| Supplied material |

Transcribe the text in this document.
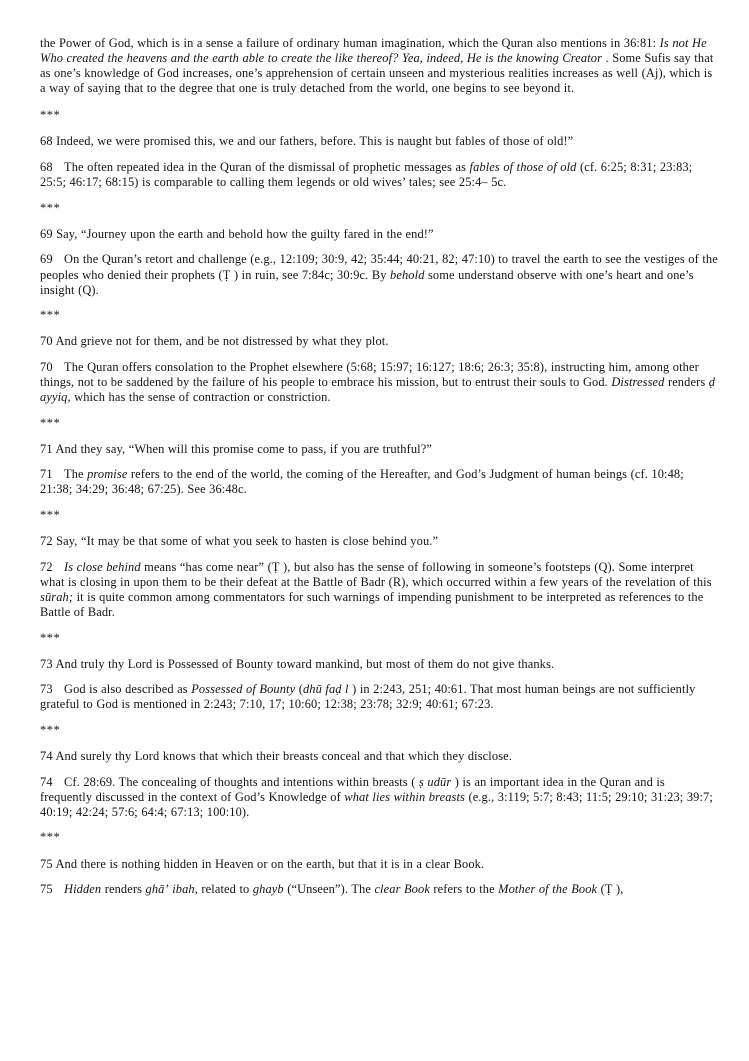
the Power of God, which is in a sense a failure of ordinary human imagination, which the Quran also mentions in 36:81: Is not He Who created the heavens and the earth able to create the like thereof? Yea, indeed, He is the knowing Creator . Some Sufis say that as one’s knowledge of God increases, one’s apprehension of certain unseen and mysterious realities increases as well (Aj), which is a way of saying that to the degree that one is truly detached from the world, one begins to see beyond it.
***
68 Indeed, we were promised this, we and our fathers, before. This is naught but fables of those of old!”
68 The often repeated idea in the Quran of the dismissal of prophetic messages as fables of those of old (cf. 6:25; 8:31; 23:83; 25:5; 46:17; 68:15) is comparable to calling them legends or old wives’ tales; see 25:4– 5c.
***
69 Say, “Journey upon the earth and behold how the guilty fared in the end!”
69 On the Quran’s retort and challenge (e.g., 12:109; 30:9, 42; 35:44; 40:21, 82; 47:10) to travel the earth to see the vestiges of the peoples who denied their prophets (Ṭ ) in ruin, see 7:84c; 30:9c. By behold some understand observe with one’s heart and one’s insight (Q).
***
70 And grieve not for them, and be not distressed by what they plot.
70 The Quran offers consolation to the Prophet elsewhere (5:68; 15:97; 16:127; 18:6; 26:3; 35:8), instructing him, among other things, not to be saddened by the failure of his people to embrace his mission, but to entrust their souls to God. Distressed renders ḍ ayyiq, which has the sense of contraction or constriction.
***
71 And they say, “When will this promise come to pass, if you are truthful?”
71 The promise refers to the end of the world, the coming of the Hereafter, and God’s Judgment of human beings (cf. 10:48; 21:38; 34:29; 36:48; 67:25). See 36:48c.
***
72 Say, “It may be that some of what you seek to hasten is close behind you.”
72 Is close behind means “has come near” (Ṭ ), but also has the sense of following in someone’s footsteps (Q). Some interpret what is closing in upon them to be their defeat at the Battle of Badr (R), which occurred within a few years of the revelation of this sūrah; it is quite common among commentators for such warnings of impending punishment to be interpreted as references to the Battle of Badr.
***
73 And truly thy Lord is Possessed of Bounty toward mankind, but most of them do not give thanks.
73 God is also described as Possessed of Bounty (dhū faḍ l ) in 2:243, 251; 40:61. That most human beings are not sufficiently grateful to God is mentioned in 2:243; 7:10, 17; 10:60; 12:38; 23:78; 32:9; 40:61; 67:23.
***
74 And surely thy Lord knows that which their breasts conceal and that which they disclose.
74 Cf. 28:69. The concealing of thoughts and intentions within breasts ( ṣ udūr ) is an important idea in the Quran and is frequently discussed in the context of God’s Knowledge of what lies within breasts (e.g., 3:119; 5:7; 8:43; 11:5; 29:10; 31:23; 39:7; 40:19; 42:24; 57:6; 64:4; 67:13; 100:10).
***
75 And there is nothing hidden in Heaven or on the earth, but that it is in a clear Book.
75 Hidden renders ghāʼ ibah, related to ghayb (“Unseen”). The clear Book refers to the Mother of the Book (Ṭ ),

| Written exercise |
Which lines hold the word "most"? Return all of them from the records above.

| Answer in full |
73 And truly thy Lord is Possessed of Bounty toward mankind, but most of them do not give thanks.
73 God is also described as Possessed of Bounty (dhū faḍ l ) in 2:243, 251; 40:61. That most human beings are not sufficiently grateful to God is mentioned in 2:243; 7:10, 17; 10:60; 12:38; 23:78; 32:9; 40:61; 67:23.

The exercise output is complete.